**OBJECTIVE**:
Repeat the whole of the data, keeping every detail the same.

○ ○ ○ ○ ○ ○ ○

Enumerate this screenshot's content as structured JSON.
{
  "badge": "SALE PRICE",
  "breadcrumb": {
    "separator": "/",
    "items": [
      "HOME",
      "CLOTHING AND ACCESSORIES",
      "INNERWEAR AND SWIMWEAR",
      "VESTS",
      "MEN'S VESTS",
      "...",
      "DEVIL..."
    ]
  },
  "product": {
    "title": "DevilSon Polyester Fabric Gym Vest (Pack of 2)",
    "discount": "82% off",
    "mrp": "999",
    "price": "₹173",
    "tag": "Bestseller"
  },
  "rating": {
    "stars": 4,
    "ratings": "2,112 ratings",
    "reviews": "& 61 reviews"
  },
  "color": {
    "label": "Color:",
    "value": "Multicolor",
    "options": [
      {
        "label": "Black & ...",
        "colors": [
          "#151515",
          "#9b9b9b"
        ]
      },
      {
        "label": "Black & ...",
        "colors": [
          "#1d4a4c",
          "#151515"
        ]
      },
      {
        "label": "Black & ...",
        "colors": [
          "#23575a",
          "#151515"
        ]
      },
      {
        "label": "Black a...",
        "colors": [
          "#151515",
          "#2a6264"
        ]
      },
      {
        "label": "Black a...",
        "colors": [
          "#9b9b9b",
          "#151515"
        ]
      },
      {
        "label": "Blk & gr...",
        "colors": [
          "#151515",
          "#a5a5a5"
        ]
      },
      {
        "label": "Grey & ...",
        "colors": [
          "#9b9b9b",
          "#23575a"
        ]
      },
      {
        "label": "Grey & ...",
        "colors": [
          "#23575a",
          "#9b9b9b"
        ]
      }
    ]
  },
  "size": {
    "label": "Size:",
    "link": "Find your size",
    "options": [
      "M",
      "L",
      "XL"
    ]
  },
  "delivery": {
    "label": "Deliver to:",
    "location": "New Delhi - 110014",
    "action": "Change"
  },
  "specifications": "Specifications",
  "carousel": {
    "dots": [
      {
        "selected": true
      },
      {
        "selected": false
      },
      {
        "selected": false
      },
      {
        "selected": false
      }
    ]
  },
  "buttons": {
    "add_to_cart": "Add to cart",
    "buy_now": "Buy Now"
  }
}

○ ○ ○ ○ ○ ○ ○

**FINAL RESULT**:
Enumerate this screenshot's content as structured JSON.
{
  "badge": "SALE PRICE",
  "breadcrumb": {
    "separator": "/",
    "items": [
      "HOME",
      "CLOTHING AND ACCESSORIES",
      "INNERWEAR AND SWIMWEAR",
      "VESTS",
      "MEN'S VESTS",
      "...",
      "DEVIL..."
    ]
  },
  "product": {
    "title": "DevilSon Polyester Fabric Gym Vest (Pack of 2)",
    "discount": "82% off",
    "mrp": "999",
    "price": "₹173",
    "tag": "Bestseller"
  },
  "rating": {
    "stars": 4,
    "ratings": "2,112 ratings",
    "reviews": "& 61 reviews"
  },
  "color": {
    "label": "Color:",
    "value": "Multicolor",
    "options": [
      {
        "label": "Black & ...",
        "colors": [
          "#151515",
          "#9b9b9b"
        ]
      },
      {
        "label": "Black & ...",
        "colors": [
          "#1d4a4c",
          "#151515"
        ]
      },
      {
        "label": "Black & ...",
        "colors": [
          "#23575a",
          "#151515"
        ]
      },
      {
        "label": "Black a...",
        "colors": [
          "#151515",
          "#2a6264"
        ]
      },
      {
        "label": "Black a...",
        "colors": [
          "#9b9b9b",
          "#151515"
        ]
      },
      {
        "label": "Blk & gr...",
        "colors": [
          "#151515",
          "#a5a5a5"
        ]
      },
      {
        "label": "Grey & ...",
        "colors": [
          "#9b9b9b",
          "#23575a"
        ]
      },
      {
        "label": "Grey & ...",
        "colors": [
          "#23575a",
          "#9b9b9b"
        ]
      }
    ]
  },
  "size": {
    "label": "Size:",
    "link": "Find your size",
    "options": [
      "M",
      "L",
      "XL"
    ]
  },
  "delivery": {
    "label": "Deliver to:",
    "location": "New Delhi - 110014",
    "action": "Change"
  },
  "specifications": "Specifications",
  "carousel": {
    "dots": [
      {
        "selected": true
      },
      {
        "selected": false
      },
      {
        "selected": false
      },
      {
        "selected": false
      }
    ]
  },
  "buttons": {
    "add_to_cart": "Add to cart",
    "buy_now": "Buy Now"
  }
}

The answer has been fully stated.